## begin

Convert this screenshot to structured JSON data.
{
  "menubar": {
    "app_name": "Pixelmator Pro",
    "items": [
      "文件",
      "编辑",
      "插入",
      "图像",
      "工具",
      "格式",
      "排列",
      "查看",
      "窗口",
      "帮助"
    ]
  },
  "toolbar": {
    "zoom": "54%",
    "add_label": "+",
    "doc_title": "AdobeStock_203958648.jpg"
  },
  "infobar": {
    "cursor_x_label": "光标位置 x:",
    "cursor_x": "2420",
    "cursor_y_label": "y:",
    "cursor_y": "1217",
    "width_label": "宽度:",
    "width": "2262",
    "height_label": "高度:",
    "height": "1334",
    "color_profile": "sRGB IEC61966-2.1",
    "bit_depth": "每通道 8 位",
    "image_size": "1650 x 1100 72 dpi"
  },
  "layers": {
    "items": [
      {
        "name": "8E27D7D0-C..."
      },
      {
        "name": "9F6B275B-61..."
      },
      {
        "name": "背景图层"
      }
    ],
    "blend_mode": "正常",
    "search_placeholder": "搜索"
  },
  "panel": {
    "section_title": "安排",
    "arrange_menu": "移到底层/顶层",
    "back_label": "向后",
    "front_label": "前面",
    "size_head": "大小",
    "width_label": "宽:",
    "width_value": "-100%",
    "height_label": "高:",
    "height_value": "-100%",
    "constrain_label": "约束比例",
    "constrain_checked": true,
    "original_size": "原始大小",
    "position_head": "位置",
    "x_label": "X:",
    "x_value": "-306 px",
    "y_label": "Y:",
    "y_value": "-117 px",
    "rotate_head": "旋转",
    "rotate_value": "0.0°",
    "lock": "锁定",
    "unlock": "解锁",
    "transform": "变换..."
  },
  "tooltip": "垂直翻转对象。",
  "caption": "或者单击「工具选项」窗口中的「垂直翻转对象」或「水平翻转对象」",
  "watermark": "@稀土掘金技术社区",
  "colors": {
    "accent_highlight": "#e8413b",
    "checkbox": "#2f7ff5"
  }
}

## end

WHAT NEEDS TO BE DONE> Copy each record from above exactly, and include every line.

ANSWER FOR THIS EXERCISE>
Convert this screenshot to structured JSON data.
{
  "menubar": {
    "app_name": "Pixelmator Pro",
    "items": [
      "文件",
      "编辑",
      "插入",
      "图像",
      "工具",
      "格式",
      "排列",
      "查看",
      "窗口",
      "帮助"
    ]
  },
  "toolbar": {
    "zoom": "54%",
    "add_label": "+",
    "doc_title": "AdobeStock_203958648.jpg"
  },
  "infobar": {
    "cursor_x_label": "光标位置 x:",
    "cursor_x": "2420",
    "cursor_y_label": "y:",
    "cursor_y": "1217",
    "width_label": "宽度:",
    "width": "2262",
    "height_label": "高度:",
    "height": "1334",
    "color_profile": "sRGB IEC61966-2.1",
    "bit_depth": "每通道 8 位",
    "image_size": "1650 x 1100 72 dpi"
  },
  "layers": {
    "items": [
      {
        "name": "8E27D7D0-C..."
      },
      {
        "name": "9F6B275B-61..."
      },
      {
        "name": "背景图层"
      }
    ],
    "blend_mode": "正常",
    "search_placeholder": "搜索"
  },
  "panel": {
    "section_title": "安排",
    "arrange_menu": "移到底层/顶层",
    "back_label": "向后",
    "front_label": "前面",
    "size_head": "大小",
    "width_label": "宽:",
    "width_value": "-100%",
    "height_label": "高:",
    "height_value": "-100%",
    "constrain_label": "约束比例",
    "constrain_checked": true,
    "original_size": "原始大小",
    "position_head": "位置",
    "x_label": "X:",
    "x_value": "-306 px",
    "y_label": "Y:",
    "y_value": "-117 px",
    "rotate_head": "旋转",
    "rotate_value": "0.0°",
    "lock": "锁定",
    "unlock": "解锁",
    "transform": "变换..."
  },
  "tooltip": "垂直翻转对象。",
  "caption": "或者单击「工具选项」窗口中的「垂直翻转对象」或「水平翻转对象」",
  "watermark": "@稀土掘金技术社区",
  "colors": {
    "accent_highlight": "#e8413b",
    "checkbox": "#2f7ff5"
  }
}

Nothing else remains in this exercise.